What to do -
Reproduce the material exactly, omitting nothing.

=-=-=

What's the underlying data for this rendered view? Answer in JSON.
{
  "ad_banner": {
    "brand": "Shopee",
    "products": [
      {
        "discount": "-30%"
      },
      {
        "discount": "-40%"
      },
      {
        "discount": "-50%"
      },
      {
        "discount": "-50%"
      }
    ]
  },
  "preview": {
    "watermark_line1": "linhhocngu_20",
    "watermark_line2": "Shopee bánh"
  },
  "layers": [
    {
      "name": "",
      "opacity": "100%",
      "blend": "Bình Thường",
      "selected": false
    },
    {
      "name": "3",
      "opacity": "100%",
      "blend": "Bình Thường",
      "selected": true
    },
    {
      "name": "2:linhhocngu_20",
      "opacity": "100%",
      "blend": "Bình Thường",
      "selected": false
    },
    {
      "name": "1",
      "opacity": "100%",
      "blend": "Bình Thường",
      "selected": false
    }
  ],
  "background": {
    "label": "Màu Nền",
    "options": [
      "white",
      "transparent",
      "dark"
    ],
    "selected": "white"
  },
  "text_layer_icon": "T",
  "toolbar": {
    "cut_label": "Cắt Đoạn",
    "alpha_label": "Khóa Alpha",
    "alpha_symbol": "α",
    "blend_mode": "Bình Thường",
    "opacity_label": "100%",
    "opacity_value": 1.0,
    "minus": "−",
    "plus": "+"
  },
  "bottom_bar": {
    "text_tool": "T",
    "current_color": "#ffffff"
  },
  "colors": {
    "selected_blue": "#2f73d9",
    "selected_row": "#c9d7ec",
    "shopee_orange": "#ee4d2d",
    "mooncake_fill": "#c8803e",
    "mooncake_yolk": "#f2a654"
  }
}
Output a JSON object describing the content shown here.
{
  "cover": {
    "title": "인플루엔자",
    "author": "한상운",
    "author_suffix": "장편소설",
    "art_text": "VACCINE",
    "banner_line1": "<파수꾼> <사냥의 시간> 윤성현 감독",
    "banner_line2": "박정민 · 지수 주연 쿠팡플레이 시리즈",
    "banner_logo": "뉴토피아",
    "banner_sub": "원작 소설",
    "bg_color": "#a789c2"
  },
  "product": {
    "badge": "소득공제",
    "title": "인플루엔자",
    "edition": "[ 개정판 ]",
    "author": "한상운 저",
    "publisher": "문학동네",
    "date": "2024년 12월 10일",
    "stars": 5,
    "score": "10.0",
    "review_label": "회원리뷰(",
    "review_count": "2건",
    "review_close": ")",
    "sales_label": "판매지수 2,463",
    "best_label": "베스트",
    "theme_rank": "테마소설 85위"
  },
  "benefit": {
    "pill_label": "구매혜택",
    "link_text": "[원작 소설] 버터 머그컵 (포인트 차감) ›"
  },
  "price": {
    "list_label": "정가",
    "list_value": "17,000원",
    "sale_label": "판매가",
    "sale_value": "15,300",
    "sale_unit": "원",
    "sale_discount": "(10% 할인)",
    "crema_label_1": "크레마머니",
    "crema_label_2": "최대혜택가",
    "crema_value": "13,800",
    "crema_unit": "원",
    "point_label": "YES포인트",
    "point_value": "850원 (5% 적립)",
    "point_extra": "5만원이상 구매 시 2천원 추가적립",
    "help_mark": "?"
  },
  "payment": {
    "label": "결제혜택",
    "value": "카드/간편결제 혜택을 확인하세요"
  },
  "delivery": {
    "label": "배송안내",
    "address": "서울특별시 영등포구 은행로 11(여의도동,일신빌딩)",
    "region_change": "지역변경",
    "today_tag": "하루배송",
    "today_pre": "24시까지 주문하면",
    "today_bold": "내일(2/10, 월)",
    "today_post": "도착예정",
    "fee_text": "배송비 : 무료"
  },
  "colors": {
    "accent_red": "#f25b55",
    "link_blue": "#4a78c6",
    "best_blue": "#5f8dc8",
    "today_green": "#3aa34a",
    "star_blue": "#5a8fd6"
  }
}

=-=-=

Answer for the task -
What's the underlying data for this rendered view? Answer in JSON.
{
  "ad_banner": {
    "brand": "Shopee",
    "products": [
      {
        "discount": "-30%"
      },
      {
        "discount": "-40%"
      },
      {
        "discount": "-50%"
      },
      {
        "discount": "-50%"
      }
    ]
  },
  "preview": {
    "watermark_line1": "linhhocngu_20",
    "watermark_line2": "Shopee bánh"
  },
  "layers": [
    {
      "name": "",
      "opacity": "100%",
      "blend": "Bình Thường",
      "selected": false
    },
    {
      "name": "3",
      "opacity": "100%",
      "blend": "Bình Thường",
      "selected": true
    },
    {
      "name": "2:linhhocngu_20",
      "opacity": "100%",
      "blend": "Bình Thường",
      "selected": false
    },
    {
      "name": "1",
      "opacity": "100%",
      "blend": "Bình Thường",
      "selected": false
    }
  ],
  "background": {
    "label": "Màu Nền",
    "options": [
      "white",
      "transparent",
      "dark"
    ],
    "selected": "white"
  },
  "text_layer_icon": "T",
  "toolbar": {
    "cut_label": "Cắt Đoạn",
    "alpha_label": "Khóa Alpha",
    "alpha_symbol": "α",
    "blend_mode": "Bình Thường",
    "opacity_label": "100%",
    "opacity_value": 1.0,
    "minus": "−",
    "plus": "+"
  },
  "bottom_bar": {
    "text_tool": "T",
    "current_color": "#ffffff"
  },
  "colors": {
    "selected_blue": "#2f73d9",
    "selected_row": "#c9d7ec",
    "shopee_orange": "#ee4d2d",
    "mooncake_fill": "#c8803e",
    "mooncake_yolk": "#f2a654"
  }
}
Output a JSON object describing the content shown here.
{
  "cover": {
    "title": "인플루엔자",
    "author": "한상운",
    "author_suffix": "장편소설",
    "art_text": "VACCINE",
    "banner_line1": "<파수꾼> <사냥의 시간> 윤성현 감독",
    "banner_line2": "박정민 · 지수 주연 쿠팡플레이 시리즈",
    "banner_logo": "뉴토피아",
    "banner_sub": "원작 소설",
    "bg_color": "#a789c2"
  },
  "product": {
    "badge": "소득공제",
    "title": "인플루엔자",
    "edition": "[ 개정판 ]",
    "author": "한상운 저",
    "publisher": "문학동네",
    "date": "2024년 12월 10일",
    "stars": 5,
    "score": "10.0",
    "review_label": "회원리뷰(",
    "review_count": "2건",
    "review_close": ")",
    "sales_label": "판매지수 2,463",
    "best_label": "베스트",
    "theme_rank": "테마소설 85위"
  },
  "benefit": {
    "pill_label": "구매혜택",
    "link_text": "[원작 소설] 버터 머그컵 (포인트 차감) ›"
  },
  "price": {
    "list_label": "정가",
    "list_value": "17,000원",
    "sale_label": "판매가",
    "sale_value": "15,300",
    "sale_unit": "원",
    "sale_discount": "(10% 할인)",
    "crema_label_1": "크레마머니",
    "crema_label_2": "최대혜택가",
    "crema_value": "13,800",
    "crema_unit": "원",
    "point_label": "YES포인트",
    "point_value": "850원 (5% 적립)",
    "point_extra": "5만원이상 구매 시 2천원 추가적립",
    "help_mark": "?"
  },
  "payment": {
    "label": "결제혜택",
    "value": "카드/간편결제 혜택을 확인하세요"
  },
  "delivery": {
    "label": "배송안내",
    "address": "서울특별시 영등포구 은행로 11(여의도동,일신빌딩)",
    "region_change": "지역변경",
    "today_tag": "하루배송",
    "today_pre": "24시까지 주문하면",
    "today_bold": "내일(2/10, 월)",
    "today_post": "도착예정",
    "fee_text": "배송비 : 무료"
  },
  "colors": {
    "accent_red": "#f25b55",
    "link_blue": "#4a78c6",
    "best_blue": "#5f8dc8",
    "today_green": "#3aa34a",
    "star_blue": "#5a8fd6"
  }
}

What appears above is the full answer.